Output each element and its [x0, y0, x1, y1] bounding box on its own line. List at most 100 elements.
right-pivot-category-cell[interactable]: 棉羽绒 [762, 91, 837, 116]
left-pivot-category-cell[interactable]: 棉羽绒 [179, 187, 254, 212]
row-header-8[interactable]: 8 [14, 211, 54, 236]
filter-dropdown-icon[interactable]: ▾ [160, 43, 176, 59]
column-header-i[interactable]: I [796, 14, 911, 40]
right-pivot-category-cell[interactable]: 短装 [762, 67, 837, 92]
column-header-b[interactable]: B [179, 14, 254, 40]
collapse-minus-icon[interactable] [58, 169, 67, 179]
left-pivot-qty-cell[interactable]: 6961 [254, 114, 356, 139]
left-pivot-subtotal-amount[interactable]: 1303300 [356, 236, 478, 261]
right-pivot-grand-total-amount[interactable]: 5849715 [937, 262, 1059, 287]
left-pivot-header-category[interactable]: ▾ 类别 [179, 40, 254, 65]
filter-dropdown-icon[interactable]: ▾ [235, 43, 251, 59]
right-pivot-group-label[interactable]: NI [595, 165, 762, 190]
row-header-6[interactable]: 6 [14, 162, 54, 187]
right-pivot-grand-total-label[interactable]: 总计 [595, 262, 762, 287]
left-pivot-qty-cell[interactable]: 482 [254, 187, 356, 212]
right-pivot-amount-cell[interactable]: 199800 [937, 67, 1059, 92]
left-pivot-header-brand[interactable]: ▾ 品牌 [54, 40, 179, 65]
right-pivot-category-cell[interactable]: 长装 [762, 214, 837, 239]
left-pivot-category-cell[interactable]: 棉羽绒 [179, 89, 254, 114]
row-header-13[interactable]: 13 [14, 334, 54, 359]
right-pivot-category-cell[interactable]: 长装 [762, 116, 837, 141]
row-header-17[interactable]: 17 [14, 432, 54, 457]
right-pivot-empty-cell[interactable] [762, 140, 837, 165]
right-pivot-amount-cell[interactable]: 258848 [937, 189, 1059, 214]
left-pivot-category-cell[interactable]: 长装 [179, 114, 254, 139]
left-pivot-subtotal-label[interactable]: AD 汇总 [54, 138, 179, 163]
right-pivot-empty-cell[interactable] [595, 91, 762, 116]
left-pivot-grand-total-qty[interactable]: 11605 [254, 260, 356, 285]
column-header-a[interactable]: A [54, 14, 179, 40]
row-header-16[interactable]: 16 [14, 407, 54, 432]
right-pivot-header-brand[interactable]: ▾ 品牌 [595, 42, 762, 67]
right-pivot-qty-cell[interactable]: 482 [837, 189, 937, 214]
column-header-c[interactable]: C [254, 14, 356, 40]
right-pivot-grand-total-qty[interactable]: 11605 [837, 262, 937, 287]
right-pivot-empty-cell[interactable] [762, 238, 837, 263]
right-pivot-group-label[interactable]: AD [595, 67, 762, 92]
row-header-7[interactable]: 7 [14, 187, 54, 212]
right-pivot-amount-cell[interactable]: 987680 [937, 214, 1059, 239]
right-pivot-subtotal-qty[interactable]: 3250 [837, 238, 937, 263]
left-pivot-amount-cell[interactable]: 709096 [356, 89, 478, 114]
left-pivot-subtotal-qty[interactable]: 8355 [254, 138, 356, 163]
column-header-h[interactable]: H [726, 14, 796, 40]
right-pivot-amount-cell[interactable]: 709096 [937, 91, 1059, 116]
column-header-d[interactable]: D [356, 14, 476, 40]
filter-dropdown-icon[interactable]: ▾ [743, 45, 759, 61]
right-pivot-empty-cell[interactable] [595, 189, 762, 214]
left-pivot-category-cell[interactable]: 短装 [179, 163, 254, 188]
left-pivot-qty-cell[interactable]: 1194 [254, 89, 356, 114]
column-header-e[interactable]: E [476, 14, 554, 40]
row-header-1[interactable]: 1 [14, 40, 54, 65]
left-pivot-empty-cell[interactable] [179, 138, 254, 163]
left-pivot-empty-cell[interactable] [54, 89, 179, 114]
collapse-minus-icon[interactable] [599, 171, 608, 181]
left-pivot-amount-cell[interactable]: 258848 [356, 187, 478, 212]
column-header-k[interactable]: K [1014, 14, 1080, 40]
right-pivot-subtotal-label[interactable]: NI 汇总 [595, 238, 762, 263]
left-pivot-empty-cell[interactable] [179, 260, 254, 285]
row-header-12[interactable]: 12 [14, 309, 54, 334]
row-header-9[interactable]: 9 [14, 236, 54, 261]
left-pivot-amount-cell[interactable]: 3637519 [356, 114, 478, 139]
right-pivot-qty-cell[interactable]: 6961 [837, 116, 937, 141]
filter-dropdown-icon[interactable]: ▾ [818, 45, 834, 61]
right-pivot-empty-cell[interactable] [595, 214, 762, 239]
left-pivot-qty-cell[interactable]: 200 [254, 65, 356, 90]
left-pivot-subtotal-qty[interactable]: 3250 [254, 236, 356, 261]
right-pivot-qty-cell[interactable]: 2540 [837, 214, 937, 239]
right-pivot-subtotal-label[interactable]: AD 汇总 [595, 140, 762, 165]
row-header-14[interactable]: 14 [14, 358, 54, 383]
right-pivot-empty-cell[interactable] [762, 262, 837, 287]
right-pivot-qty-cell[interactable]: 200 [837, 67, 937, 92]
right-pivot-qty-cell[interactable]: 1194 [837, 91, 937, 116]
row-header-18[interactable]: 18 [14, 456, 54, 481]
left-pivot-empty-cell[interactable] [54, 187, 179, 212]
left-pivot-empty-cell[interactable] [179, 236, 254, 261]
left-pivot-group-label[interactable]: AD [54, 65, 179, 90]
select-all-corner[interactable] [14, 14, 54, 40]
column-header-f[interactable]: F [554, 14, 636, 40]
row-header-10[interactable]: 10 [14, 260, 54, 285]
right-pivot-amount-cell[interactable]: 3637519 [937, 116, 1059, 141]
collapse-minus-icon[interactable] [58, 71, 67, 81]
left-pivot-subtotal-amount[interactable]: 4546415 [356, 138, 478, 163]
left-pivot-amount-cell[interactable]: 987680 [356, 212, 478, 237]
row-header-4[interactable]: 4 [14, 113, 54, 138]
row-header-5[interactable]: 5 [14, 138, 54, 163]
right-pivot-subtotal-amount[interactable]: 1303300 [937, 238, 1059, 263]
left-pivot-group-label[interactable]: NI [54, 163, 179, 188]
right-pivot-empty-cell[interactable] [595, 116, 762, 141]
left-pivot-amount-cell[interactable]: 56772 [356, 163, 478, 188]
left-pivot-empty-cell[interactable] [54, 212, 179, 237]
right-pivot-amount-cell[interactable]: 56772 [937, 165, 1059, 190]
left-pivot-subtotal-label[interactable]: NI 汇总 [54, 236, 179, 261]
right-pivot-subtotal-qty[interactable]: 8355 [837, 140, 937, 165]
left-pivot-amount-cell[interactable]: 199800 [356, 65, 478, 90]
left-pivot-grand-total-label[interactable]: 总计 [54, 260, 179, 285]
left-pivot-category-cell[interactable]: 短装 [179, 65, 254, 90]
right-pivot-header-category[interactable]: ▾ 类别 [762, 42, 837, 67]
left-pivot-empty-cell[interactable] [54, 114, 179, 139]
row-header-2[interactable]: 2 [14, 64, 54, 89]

- _Problem_
Retype everything from the start of the lines down to the line containing "column-header-i[interactable]: I [796, 14, 911, 40]", inclusive, exactly as each appears.

- _Output of the task_
Output each element and its [x0, y0, x1, y1] bounding box on its own line. List at most 100 elements.
right-pivot-category-cell[interactable]: 棉羽绒 [762, 91, 837, 116]
left-pivot-category-cell[interactable]: 棉羽绒 [179, 187, 254, 212]
row-header-8[interactable]: 8 [14, 211, 54, 236]
filter-dropdown-icon[interactable]: ▾ [160, 43, 176, 59]
column-header-i[interactable]: I [796, 14, 911, 40]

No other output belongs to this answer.